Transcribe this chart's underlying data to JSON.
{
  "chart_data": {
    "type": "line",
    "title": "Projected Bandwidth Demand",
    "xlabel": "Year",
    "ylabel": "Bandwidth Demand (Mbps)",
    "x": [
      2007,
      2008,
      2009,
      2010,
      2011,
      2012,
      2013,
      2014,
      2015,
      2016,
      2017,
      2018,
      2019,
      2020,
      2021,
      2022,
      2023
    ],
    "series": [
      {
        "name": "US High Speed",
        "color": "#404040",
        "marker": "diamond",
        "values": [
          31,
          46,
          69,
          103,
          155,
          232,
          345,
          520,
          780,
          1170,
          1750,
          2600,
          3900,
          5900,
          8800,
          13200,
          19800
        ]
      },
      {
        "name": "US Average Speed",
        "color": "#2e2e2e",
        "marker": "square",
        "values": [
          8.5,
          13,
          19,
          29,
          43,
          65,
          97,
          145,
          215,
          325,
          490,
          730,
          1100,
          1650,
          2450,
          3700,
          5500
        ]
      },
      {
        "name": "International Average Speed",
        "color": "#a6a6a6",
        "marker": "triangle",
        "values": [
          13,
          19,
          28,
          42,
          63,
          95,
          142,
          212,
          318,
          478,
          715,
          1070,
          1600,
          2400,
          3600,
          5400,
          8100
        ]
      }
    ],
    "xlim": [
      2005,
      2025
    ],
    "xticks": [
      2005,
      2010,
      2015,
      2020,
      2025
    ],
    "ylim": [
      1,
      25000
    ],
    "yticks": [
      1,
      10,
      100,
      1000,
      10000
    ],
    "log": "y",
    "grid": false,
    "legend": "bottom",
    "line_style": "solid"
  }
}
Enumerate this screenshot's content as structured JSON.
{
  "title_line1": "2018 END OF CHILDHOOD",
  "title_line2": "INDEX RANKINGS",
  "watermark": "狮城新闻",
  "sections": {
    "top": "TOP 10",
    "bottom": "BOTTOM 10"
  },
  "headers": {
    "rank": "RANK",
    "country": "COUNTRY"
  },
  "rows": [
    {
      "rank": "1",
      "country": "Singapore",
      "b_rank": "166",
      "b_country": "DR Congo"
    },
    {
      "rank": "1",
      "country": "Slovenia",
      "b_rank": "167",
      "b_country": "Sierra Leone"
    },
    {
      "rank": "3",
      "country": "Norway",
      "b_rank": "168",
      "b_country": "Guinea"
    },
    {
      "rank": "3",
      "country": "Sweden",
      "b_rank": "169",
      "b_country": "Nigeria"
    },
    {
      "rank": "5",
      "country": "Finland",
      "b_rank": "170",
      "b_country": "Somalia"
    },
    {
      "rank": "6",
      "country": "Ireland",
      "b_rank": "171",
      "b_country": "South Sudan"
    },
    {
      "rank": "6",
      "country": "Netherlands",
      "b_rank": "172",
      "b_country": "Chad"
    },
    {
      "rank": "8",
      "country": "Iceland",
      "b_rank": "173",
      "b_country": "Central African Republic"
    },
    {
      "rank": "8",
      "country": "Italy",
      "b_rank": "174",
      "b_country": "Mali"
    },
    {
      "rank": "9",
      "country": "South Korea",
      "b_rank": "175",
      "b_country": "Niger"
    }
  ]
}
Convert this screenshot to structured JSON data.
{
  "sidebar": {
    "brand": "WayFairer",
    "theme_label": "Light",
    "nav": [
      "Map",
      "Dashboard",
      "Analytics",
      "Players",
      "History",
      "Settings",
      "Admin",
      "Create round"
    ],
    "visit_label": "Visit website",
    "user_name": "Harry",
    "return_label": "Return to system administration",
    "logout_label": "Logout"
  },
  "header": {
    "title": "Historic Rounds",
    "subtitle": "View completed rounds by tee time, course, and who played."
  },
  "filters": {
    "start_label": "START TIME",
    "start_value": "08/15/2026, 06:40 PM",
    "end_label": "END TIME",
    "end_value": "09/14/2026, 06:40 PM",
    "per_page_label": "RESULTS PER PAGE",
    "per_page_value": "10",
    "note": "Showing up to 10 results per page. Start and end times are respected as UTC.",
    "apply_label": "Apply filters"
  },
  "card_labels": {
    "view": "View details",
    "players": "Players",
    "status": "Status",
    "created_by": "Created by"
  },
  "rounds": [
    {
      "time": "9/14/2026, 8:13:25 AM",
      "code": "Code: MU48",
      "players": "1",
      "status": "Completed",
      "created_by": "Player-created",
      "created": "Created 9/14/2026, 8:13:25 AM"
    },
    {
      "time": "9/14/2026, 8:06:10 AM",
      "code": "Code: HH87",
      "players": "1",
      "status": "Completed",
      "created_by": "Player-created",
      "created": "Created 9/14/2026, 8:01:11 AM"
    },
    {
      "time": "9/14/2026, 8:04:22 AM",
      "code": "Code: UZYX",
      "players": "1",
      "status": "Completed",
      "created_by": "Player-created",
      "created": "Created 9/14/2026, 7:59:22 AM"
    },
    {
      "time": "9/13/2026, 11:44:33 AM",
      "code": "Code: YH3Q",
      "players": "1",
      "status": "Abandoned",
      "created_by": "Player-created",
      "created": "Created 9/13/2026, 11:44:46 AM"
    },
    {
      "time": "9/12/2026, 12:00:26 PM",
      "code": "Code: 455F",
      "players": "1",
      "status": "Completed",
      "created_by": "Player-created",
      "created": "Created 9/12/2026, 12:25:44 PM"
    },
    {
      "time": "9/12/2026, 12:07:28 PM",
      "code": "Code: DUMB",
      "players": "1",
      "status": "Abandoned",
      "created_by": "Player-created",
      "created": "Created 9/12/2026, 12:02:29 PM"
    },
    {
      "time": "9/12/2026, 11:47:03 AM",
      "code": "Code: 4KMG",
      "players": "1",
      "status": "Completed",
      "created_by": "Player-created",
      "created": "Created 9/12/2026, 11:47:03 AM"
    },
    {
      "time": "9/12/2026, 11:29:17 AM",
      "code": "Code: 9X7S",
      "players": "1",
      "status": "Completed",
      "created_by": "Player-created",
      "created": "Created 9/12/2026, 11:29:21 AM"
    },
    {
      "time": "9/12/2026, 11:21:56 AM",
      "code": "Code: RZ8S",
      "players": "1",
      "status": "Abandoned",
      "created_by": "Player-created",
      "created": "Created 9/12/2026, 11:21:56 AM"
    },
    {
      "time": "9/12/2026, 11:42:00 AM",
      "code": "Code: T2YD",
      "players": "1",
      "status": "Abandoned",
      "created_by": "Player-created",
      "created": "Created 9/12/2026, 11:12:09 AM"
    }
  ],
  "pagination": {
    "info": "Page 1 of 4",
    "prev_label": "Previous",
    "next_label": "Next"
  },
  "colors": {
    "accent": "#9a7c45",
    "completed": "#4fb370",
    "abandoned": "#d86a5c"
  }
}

Short exercise: Single out each line of the records above with the string "JSON" in it, and copy it.

Correct answer:
Transcribe this chart's underlying data to JSON.
Enumerate this screenshot's content as structured JSON.
Convert this screenshot to structured JSON data.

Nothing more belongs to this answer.